Repeat the lines below exactly as they appear, but leave out the images.
— Start MATERIAL —
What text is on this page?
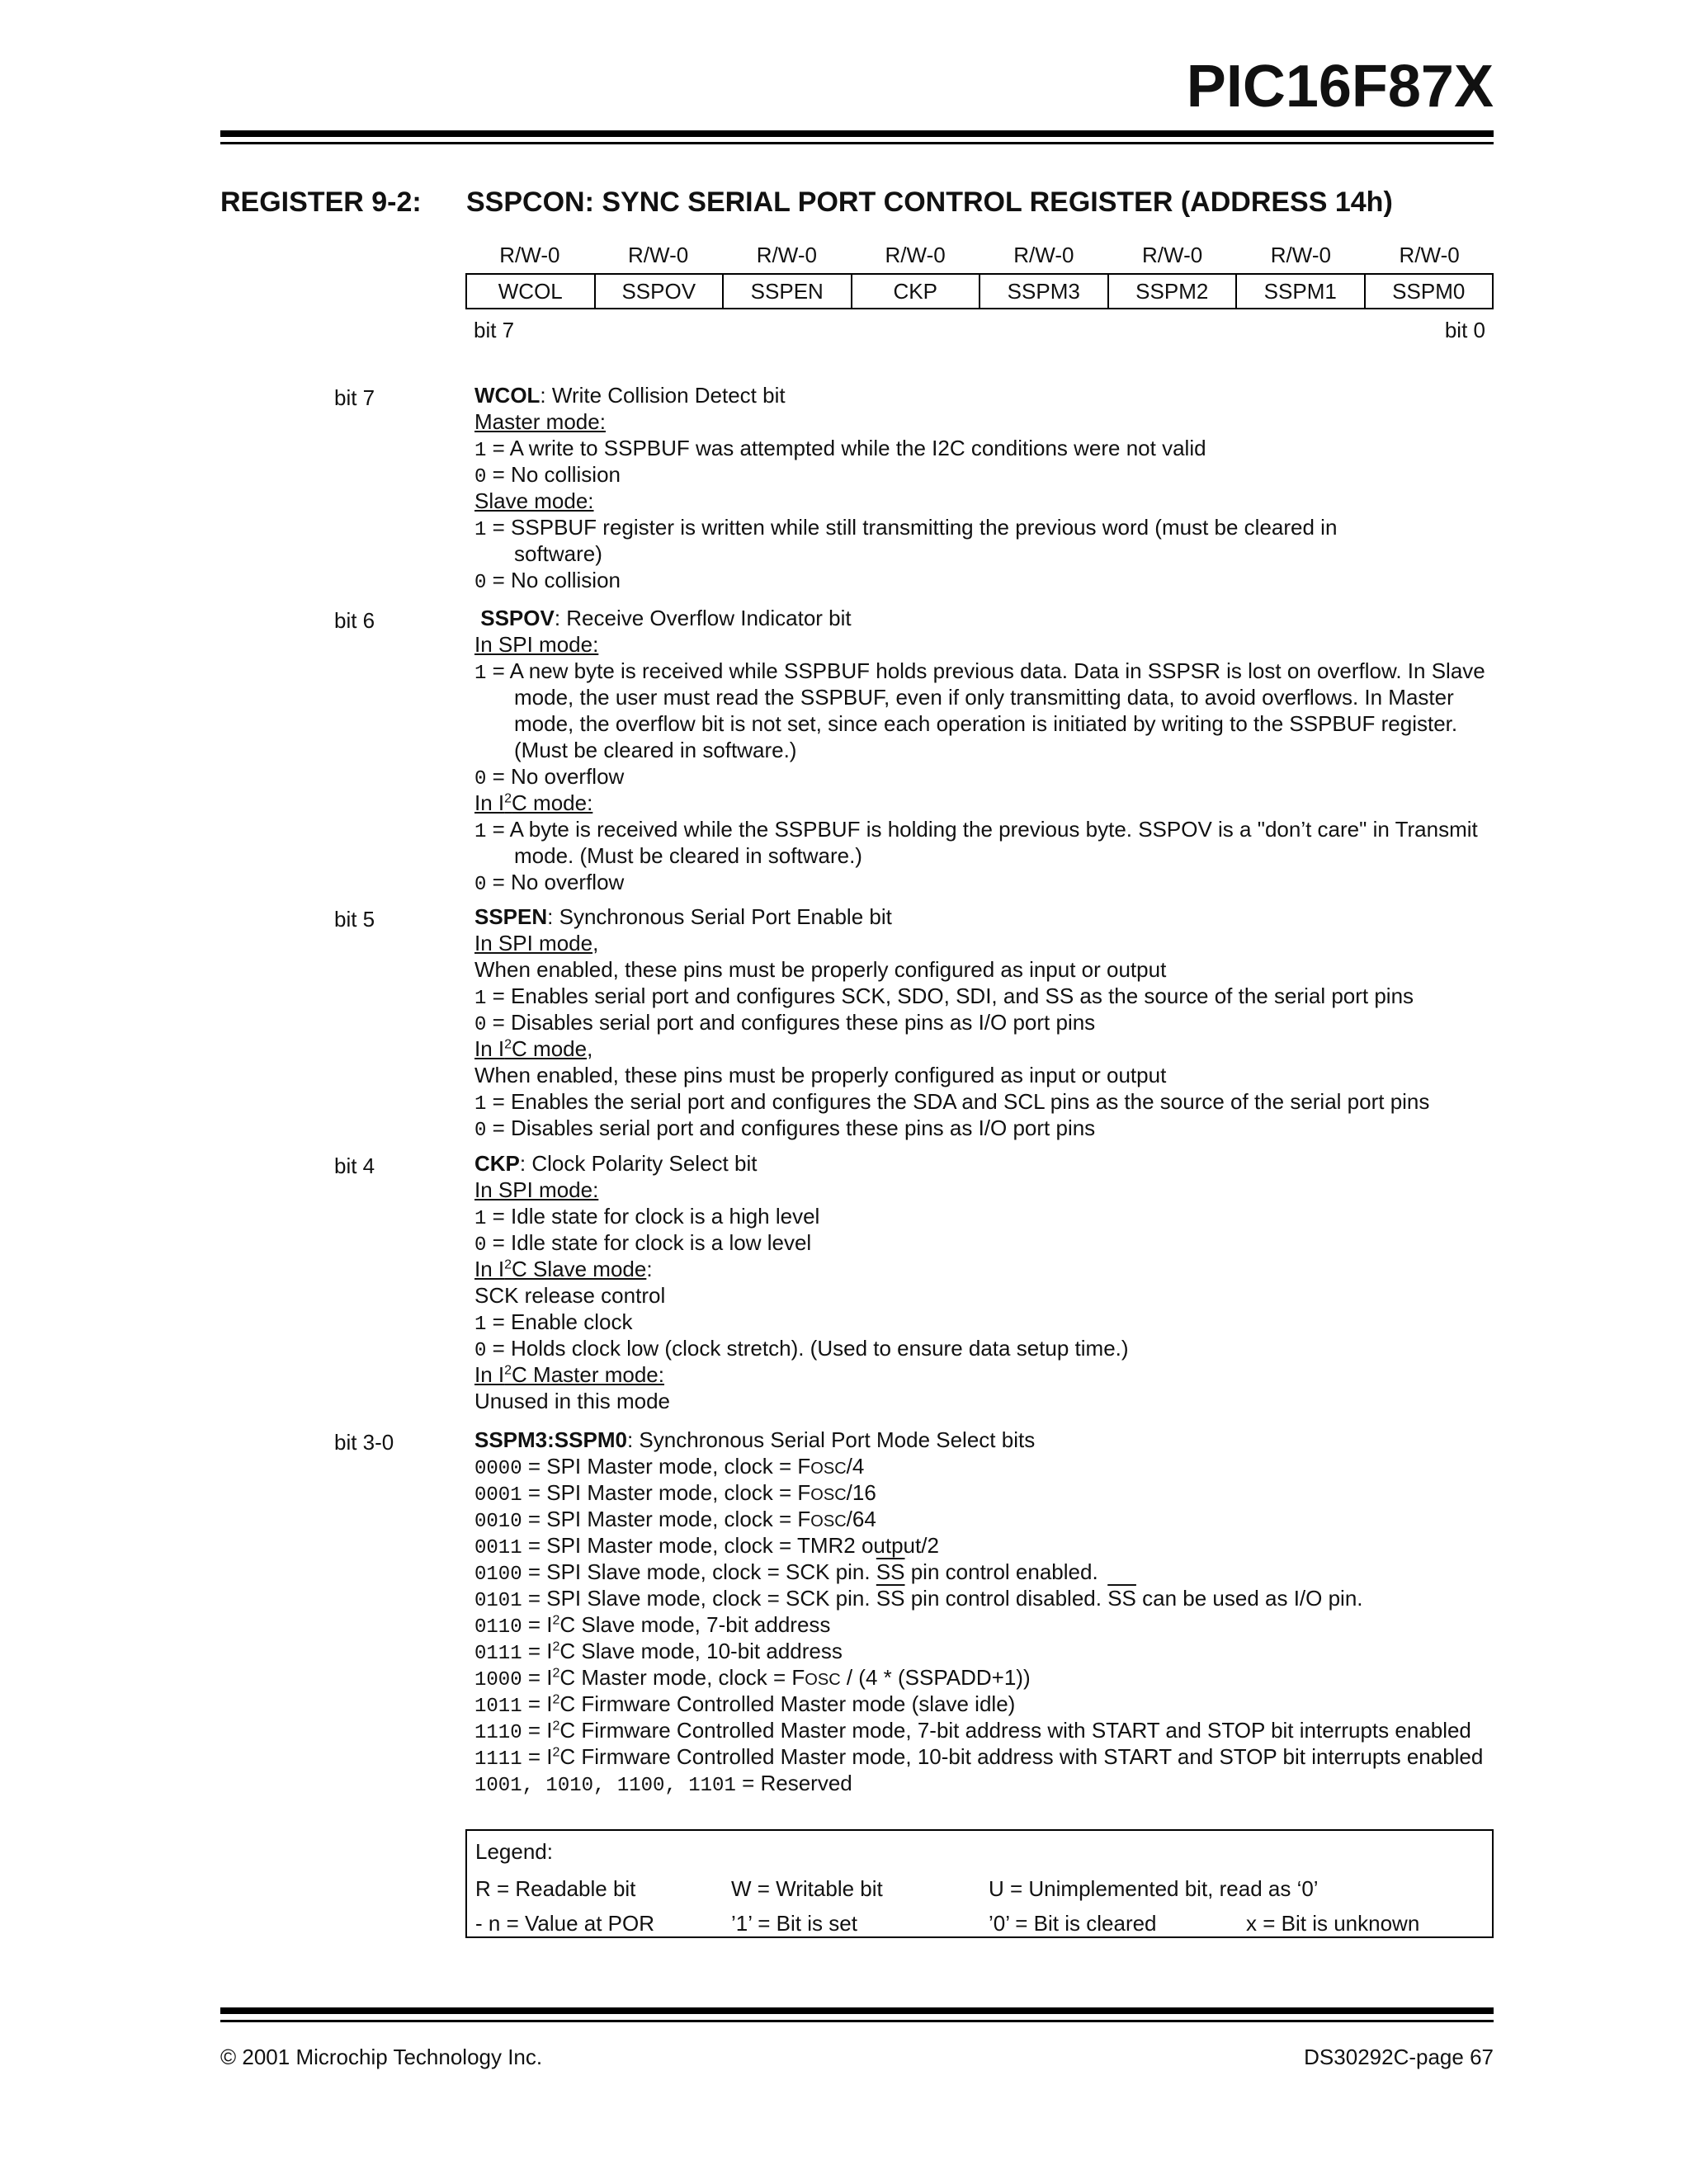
PIC16F87X
REGISTER 9-2: SSPCON: SYNC SERIAL PORT CONTROL REGISTER (ADDRESS 14h)
R/W-0	R/W-0	R/W-0	R/W-0	R/W-0	R/W-0	R/W-0	R/W-0
WCOL	SSPOV	SSPEN	CKP	SSPM3	SSPM2	SSPM1	SSPM0
bit 7	bit 0
bit 7	WCOL: Write Collision Detect bit
Master mode:
1 = A write to SSPBUF was attempted while the I2C conditions were not valid
0 = No collision
Slave mode:
1 = SSPBUF register is written while still transmitting the previous word (must be cleared in
software)
0 = No collision
bit 6	SSPOV: Receive Overflow Indicator bit
In SPI mode:
1 = A new byte is received while SSPBUF holds previous data. Data in SSPSR is lost on overflow. In Slave
mode, the user must read the SSPBUF, even if only transmitting data, to avoid overflows. In Master
mode, the overflow bit is not set, since each operation is initiated by writing to the SSPBUF register.
(Must be cleared in software.)
0 = No overflow
In $I^2C$ mode:
1 = A byte is received while the SSPBUF is holding the previous byte. SSPOV is a "don’t care" in Transmit
mode. (Must be cleared in software.)
0 = No overflow
bit 5	SSPEN: Synchronous Serial Port Enable bit
In SPI mode,
When enabled, these pins must be properly configured as input or output
1 = Enables serial port and configures SCK, SDO, SDI, and SS as the source of the serial port pins
0 = Disables serial port and configures these pins as I/O port pins
In $I^2C$ mode,
When enabled, these pins must be properly configured as input or output
1 = Enables the serial port and configures the SDA and SCL pins as the source of the serial port pins
0 = Disables serial port and configures these pins as I/O port pins
bit 4	CKP: Clock Polarity Select bit
In SPI mode:
1 = Idle state for clock is a high level
0 = Idle state for clock is a low level
In $I^2C$ Slave mode:
SCK release control
1 = Enable clock
0 = Holds clock low (clock stretch). (Used to ensure data setup time.)
In $I^2C$ Master mode:
Unused in this mode
bit 3-0	SSPM3:SSPM0: Synchronous Serial Port Mode Select bits
0000 = SPI Master mode, clock = FOSC/4
0001 = SPI Master mode, clock = FOSC/16
0010 = SPI Master mode, clock = FOSC/64
0011 = SPI Master mode, clock = TMR2 output/2
0100 = SPI Slave mode, clock = SCK pin. $\overline{SS}$ pin control enabled.
0101 = SPI Slave mode, clock = SCK pin. $\overline{SS}$ pin control disabled. $\overline{SS}$ can be used as I/O pin.
$0110 = I^2C$ Slave mode, 7-bit address
$0111 = I^2C$ Slave mode, 10-bit address
$1000 = I^2C$ Master mode, clock = FOSC / (4 * (SSPADD+1))
$1011 = I^2C$ Firmware Controlled Master mode (slave idle)
$1110 = I^2C$ Firmware Controlled Master mode, 7-bit address with START and STOP bit interrupts enabled
$1111 = I^2C$ Firmware Controlled Master mode, 10-bit address with START and STOP bit interrupts enabled
1001, 1010, 1100, 1101 = Reserved
Legend:
R = Readable bit	W = Writable bit	U = Unimplemented bit, read as ‘0’
- n = Value at POR	’1’ = Bit is set	’0’ = Bit is cleared	x = Bit is unknown
© 2001 Microchip Technology Inc.	DS30292C-page 67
— End MATERIAL —
■ RIGHT ANSWER ■
What text is on this page?
PIC16F87X
REGISTER 9-2: SSPCON: SYNC SERIAL PORT CONTROL REGISTER (ADDRESS 14h)
R/W-0	R/W-0	R/W-0	R/W-0	R/W-0	R/W-0	R/W-0	R/W-0
WCOL	SSPOV	SSPEN	CKP	SSPM3	SSPM2	SSPM1	SSPM0
bit 7	bit 0
bit 7	WCOL: Write Collision Detect bit
Master mode:
1 = A write to SSPBUF was attempted while the I2C conditions were not valid
0 = No collision
Slave mode:
1 = SSPBUF register is written while still transmitting the previous word (must be cleared in
software)
0 = No collision
bit 6	SSPOV: Receive Overflow Indicator bit
In SPI mode:
1 = A new byte is received while SSPBUF holds previous data. Data in SSPSR is lost on overflow. In Slave
mode, the user must read the SSPBUF, even if only transmitting data, to avoid overflows. In Master
mode, the overflow bit is not set, since each operation is initiated by writing to the SSPBUF register.
(Must be cleared in software.)
0 = No overflow
In $I^2C$ mode:
1 = A byte is received while the SSPBUF is holding the previous byte. SSPOV is a "don’t care" in Transmit
mode. (Must be cleared in software.)
0 = No overflow
bit 5	SSPEN: Synchronous Serial Port Enable bit
In SPI mode,
When enabled, these pins must be properly configured as input or output
1 = Enables serial port and configures SCK, SDO, SDI, and SS as the source of the serial port pins
0 = Disables serial port and configures these pins as I/O port pins
In $I^2C$ mode,
When enabled, these pins must be properly configured as input or output
1 = Enables the serial port and configures the SDA and SCL pins as the source of the serial port pins
0 = Disables serial port and configures these pins as I/O port pins
bit 4	CKP: Clock Polarity Select bit
In SPI mode:
1 = Idle state for clock is a high level
0 = Idle state for clock is a low level
In $I^2C$ Slave mode:
SCK release control
1 = Enable clock
0 = Holds clock low (clock stretch). (Used to ensure data setup time.)
In $I^2C$ Master mode:
Unused in this mode
bit 3-0	SSPM3:SSPM0: Synchronous Serial Port Mode Select bits
0000 = SPI Master mode, clock = FOSC/4
0001 = SPI Master mode, clock = FOSC/16
0010 = SPI Master mode, clock = FOSC/64
0011 = SPI Master mode, clock = TMR2 output/2
0100 = SPI Slave mode, clock = SCK pin. $\overline{SS}$ pin control enabled.
0101 = SPI Slave mode, clock = SCK pin. $\overline{SS}$ pin control disabled. $\overline{SS}$ can be used as I/O pin.
$0110 = I^2C$ Slave mode, 7-bit address
$0111 = I^2C$ Slave mode, 10-bit address
$1000 = I^2C$ Master mode, clock = FOSC / (4 * (SSPADD+1))
$1011 = I^2C$ Firmware Controlled Master mode (slave idle)
$1110 = I^2C$ Firmware Controlled Master mode, 7-bit address with START and STOP bit interrupts enabled
$1111 = I^2C$ Firmware Controlled Master mode, 10-bit address with START and STOP bit interrupts enabled
1001, 1010, 1100, 1101 = Reserved
Legend:
R = Readable bit	W = Writable bit	U = Unimplemented bit, read as ‘0’
- n = Value at POR	’1’ = Bit is set	’0’ = Bit is cleared	x = Bit is unknown
© 2001 Microchip Technology Inc.	DS30292C-page 67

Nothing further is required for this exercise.